═══ Records ═══

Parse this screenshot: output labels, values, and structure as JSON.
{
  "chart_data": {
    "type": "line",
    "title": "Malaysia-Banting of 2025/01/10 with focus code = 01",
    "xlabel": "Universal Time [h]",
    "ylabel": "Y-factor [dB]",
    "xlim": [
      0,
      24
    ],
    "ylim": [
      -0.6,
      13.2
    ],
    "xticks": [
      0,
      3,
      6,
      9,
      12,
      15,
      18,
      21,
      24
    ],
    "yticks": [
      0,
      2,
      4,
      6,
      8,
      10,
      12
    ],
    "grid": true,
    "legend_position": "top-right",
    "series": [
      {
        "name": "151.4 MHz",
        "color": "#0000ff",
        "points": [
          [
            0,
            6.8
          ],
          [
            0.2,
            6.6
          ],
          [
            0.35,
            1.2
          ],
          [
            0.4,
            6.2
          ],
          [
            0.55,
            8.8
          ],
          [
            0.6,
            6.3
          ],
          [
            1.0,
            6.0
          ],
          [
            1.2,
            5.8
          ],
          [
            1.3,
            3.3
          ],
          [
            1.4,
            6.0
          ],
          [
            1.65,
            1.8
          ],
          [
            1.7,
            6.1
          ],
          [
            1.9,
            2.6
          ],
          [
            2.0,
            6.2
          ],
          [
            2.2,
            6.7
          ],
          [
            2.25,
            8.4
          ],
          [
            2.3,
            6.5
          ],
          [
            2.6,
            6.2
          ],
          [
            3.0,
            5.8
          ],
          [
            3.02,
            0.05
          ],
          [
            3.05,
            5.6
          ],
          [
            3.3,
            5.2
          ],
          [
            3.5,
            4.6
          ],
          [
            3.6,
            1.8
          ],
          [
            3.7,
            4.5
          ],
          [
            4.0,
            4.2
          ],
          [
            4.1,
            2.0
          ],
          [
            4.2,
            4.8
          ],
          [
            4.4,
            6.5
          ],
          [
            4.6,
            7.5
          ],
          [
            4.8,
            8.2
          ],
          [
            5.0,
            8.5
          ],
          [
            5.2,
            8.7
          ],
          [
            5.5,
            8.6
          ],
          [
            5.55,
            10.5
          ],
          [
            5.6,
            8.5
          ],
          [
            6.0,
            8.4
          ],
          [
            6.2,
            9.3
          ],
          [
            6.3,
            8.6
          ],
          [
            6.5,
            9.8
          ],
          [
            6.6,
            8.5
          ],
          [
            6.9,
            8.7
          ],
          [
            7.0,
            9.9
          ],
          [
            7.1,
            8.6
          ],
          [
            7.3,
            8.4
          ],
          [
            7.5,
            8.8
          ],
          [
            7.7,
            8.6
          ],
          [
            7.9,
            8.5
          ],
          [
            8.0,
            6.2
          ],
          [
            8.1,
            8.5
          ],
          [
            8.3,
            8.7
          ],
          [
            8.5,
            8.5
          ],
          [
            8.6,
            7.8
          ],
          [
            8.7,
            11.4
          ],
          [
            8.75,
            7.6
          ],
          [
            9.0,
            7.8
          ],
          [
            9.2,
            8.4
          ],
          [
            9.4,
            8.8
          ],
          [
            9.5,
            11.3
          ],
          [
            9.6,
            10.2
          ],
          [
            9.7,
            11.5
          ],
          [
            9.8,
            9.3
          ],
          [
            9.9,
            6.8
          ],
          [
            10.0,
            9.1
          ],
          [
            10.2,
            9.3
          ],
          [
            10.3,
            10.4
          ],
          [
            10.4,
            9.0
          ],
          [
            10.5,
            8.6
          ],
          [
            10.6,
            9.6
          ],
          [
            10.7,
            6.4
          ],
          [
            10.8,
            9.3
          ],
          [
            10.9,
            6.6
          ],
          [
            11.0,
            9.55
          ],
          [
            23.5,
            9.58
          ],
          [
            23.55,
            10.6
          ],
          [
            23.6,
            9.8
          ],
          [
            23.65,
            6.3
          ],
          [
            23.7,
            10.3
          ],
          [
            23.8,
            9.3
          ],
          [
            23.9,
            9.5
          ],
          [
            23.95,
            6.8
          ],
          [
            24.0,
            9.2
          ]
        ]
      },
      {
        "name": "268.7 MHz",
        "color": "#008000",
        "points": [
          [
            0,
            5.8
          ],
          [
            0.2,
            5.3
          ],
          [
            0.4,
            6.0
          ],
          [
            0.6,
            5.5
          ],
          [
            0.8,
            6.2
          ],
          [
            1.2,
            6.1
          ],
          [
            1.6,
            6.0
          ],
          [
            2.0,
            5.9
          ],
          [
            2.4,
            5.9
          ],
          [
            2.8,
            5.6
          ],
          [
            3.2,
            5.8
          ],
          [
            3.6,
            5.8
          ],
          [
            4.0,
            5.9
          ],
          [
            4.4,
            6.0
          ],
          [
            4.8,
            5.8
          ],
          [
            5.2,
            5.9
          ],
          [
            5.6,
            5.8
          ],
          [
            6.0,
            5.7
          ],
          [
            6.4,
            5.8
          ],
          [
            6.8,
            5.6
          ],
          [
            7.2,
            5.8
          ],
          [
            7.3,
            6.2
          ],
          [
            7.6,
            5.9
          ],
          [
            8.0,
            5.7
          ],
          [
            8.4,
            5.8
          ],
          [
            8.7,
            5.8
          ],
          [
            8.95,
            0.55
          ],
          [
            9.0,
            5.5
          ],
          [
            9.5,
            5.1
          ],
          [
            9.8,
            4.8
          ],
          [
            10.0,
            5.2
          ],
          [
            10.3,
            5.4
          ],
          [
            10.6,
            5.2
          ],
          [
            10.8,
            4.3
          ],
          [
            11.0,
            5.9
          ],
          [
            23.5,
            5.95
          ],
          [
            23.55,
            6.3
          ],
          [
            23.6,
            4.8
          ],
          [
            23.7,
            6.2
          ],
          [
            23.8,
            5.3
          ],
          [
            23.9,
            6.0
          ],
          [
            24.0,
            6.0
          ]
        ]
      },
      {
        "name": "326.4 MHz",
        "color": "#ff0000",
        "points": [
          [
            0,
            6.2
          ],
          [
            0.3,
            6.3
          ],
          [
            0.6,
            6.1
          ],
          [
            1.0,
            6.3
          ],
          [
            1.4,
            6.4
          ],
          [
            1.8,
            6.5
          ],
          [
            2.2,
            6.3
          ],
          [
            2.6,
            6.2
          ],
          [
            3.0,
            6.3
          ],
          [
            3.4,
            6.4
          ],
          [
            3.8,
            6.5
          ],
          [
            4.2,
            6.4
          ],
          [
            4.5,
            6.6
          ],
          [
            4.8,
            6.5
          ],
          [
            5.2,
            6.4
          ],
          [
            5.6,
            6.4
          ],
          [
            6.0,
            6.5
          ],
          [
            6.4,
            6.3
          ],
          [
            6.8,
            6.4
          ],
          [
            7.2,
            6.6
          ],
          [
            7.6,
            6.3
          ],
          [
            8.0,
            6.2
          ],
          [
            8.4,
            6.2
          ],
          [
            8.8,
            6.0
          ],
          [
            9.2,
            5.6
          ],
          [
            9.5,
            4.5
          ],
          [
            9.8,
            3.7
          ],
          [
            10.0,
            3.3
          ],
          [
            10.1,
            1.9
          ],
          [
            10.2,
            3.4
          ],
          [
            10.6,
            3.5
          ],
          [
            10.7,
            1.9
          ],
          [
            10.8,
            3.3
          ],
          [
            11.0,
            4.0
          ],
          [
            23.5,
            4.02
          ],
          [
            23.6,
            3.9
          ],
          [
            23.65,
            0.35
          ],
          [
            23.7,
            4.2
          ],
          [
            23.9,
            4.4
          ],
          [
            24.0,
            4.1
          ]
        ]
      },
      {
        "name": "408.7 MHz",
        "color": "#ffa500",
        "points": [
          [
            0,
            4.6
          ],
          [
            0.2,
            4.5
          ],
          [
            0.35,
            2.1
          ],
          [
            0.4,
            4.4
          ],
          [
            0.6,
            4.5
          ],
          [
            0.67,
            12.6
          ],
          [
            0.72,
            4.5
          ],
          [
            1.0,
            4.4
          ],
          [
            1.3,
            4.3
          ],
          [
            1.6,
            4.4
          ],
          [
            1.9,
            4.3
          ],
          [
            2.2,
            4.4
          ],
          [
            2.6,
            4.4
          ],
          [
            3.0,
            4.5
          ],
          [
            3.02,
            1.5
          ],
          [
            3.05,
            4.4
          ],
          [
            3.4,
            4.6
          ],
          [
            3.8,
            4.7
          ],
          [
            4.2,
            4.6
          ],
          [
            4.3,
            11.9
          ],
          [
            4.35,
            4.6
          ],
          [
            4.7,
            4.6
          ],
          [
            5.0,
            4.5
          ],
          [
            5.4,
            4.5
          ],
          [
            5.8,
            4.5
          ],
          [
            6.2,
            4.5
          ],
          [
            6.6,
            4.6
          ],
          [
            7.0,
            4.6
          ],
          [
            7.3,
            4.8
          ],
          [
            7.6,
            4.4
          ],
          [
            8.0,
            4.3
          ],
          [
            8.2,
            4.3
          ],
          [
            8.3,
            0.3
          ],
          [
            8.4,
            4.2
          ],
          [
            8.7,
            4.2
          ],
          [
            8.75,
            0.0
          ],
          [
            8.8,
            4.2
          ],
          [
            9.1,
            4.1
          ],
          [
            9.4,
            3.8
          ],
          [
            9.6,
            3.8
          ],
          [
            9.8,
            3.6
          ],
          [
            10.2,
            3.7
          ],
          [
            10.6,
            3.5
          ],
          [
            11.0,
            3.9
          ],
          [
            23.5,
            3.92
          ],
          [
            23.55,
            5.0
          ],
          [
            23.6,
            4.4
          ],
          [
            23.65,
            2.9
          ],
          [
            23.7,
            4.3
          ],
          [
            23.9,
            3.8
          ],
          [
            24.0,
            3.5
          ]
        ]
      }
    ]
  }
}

═══

# Stated exercise:
Within the listing above, find every line containing the string "color" and return it.

# Final result:
        "color": "#0000ff",
        "color": "#008000",
        "color": "#ff0000",
        "color": "#ffa500",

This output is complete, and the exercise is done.